[Rows from a dataset]

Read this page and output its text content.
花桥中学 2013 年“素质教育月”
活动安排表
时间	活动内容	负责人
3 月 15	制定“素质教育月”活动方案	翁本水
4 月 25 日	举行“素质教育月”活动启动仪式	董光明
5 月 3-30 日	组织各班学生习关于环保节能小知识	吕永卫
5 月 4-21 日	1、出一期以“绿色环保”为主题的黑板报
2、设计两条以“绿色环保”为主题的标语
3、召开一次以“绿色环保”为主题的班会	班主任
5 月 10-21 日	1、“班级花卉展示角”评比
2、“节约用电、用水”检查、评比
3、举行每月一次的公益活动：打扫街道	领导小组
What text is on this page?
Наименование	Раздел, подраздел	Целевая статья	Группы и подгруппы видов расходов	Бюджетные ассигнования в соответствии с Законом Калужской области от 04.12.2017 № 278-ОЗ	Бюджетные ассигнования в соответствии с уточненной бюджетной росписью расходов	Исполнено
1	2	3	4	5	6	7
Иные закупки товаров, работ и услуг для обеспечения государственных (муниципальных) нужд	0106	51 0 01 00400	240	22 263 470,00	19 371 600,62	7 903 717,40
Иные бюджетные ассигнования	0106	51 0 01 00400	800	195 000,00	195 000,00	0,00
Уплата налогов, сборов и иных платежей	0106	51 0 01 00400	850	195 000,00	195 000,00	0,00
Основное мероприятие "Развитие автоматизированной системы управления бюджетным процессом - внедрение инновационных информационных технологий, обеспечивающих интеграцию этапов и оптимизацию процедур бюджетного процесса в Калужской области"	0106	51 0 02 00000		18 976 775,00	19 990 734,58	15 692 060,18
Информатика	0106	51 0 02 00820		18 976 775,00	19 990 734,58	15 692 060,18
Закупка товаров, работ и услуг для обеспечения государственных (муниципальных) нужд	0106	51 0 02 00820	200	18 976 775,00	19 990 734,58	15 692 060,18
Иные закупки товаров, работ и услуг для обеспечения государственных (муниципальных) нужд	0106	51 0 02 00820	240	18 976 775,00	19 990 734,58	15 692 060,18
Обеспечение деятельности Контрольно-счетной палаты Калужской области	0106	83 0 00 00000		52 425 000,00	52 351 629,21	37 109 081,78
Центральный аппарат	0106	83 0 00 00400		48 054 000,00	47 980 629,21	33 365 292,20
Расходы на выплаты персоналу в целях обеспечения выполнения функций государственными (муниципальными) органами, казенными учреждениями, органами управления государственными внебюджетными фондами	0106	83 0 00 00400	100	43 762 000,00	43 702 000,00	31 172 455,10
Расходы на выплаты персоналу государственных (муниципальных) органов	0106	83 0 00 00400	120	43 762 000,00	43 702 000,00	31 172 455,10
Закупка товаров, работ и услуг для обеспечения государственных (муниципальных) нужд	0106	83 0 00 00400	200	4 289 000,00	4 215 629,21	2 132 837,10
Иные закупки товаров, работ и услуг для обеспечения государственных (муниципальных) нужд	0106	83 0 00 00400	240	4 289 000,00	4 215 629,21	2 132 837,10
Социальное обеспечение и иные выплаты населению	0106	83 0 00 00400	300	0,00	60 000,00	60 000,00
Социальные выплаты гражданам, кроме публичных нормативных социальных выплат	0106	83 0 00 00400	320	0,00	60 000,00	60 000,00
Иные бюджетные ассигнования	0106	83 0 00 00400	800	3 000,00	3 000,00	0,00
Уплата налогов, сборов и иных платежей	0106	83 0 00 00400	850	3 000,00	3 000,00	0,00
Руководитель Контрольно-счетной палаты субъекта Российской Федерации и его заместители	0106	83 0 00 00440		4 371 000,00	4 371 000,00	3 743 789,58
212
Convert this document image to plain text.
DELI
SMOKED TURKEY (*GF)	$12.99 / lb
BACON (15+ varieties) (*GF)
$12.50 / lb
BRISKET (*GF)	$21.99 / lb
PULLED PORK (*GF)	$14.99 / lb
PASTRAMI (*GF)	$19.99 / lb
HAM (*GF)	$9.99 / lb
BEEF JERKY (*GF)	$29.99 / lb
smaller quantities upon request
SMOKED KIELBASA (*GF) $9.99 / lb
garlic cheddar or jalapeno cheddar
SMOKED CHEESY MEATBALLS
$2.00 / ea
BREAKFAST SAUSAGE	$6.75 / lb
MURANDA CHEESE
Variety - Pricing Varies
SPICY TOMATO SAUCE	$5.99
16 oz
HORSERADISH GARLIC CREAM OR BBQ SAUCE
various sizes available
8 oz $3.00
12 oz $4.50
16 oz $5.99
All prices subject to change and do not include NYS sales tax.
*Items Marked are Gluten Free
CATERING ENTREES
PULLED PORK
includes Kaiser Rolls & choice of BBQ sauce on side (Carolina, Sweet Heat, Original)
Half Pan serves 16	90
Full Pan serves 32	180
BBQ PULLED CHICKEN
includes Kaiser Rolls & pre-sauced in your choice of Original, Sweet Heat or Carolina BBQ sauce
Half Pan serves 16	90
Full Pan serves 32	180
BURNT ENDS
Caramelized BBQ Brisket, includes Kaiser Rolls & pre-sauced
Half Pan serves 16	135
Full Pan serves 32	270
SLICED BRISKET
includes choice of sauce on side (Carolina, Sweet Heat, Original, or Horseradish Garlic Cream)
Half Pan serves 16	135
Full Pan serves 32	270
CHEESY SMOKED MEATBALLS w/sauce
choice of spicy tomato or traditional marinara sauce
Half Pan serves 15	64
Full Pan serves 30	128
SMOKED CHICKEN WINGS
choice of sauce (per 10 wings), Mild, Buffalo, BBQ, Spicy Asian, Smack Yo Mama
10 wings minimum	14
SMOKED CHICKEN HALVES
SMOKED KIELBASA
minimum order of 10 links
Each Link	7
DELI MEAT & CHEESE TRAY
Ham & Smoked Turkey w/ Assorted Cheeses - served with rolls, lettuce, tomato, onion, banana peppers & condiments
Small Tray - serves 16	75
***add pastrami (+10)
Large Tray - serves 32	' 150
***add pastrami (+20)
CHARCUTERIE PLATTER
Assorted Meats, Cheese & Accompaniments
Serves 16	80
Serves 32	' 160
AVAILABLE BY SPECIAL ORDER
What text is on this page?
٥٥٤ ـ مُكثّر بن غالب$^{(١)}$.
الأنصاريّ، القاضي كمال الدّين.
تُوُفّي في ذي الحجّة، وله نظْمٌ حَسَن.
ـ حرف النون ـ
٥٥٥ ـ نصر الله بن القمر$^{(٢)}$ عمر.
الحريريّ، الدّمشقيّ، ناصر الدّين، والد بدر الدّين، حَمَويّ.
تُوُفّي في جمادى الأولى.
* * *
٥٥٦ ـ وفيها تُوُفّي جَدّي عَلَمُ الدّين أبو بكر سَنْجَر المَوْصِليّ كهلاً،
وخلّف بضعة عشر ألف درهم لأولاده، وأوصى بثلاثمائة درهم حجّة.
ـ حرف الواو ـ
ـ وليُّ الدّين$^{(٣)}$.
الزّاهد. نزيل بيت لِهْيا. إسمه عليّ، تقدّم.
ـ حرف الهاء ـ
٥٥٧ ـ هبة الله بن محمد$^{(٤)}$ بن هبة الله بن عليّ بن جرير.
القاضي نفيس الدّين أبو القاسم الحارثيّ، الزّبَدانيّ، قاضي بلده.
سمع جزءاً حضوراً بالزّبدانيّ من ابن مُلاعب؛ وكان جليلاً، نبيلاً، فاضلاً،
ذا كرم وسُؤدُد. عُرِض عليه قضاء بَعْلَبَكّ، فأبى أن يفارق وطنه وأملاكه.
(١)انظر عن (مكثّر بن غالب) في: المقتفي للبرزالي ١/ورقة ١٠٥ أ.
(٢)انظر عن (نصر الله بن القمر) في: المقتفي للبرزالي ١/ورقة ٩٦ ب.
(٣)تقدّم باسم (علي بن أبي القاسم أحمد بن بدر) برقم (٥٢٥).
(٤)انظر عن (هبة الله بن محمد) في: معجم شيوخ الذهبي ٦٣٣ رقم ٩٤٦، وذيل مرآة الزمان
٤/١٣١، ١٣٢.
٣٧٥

→ **Stated task**:
Read the data above and pull out each line that holds the string "работ".

→ **Reply to the exercise**:
Иные закупки товаров, работ и услуг для обеспечения государственных (муниципальных) нужд	0106	51 0 01 00400	240	22 263 470,00	19 371 600,62	7 903 717,40
Закупка товаров, работ и услуг для обеспечения государственных (муниципальных) нужд	0106	51 0 02 00820	200	18 976 775,00	19 990 734,58	15 692 060,18
Иные закупки товаров, работ и услуг для обеспечения государственных (муниципальных) нужд	0106	51 0 02 00820	240	18 976 775,00	19 990 734,58	15 692 060,18
Закупка товаров, работ и услуг для обеспечения государственных (муниципальных) нужд	0106	83 0 00 00400	200	4 289 000,00	4 215 629,21	2 132 837,10
Иные закупки товаров, работ и услуг для обеспечения государственных (муниципальных) нужд	0106	83 0 00 00400	240	4 289 000,00	4 215 629,21	2 132 837,10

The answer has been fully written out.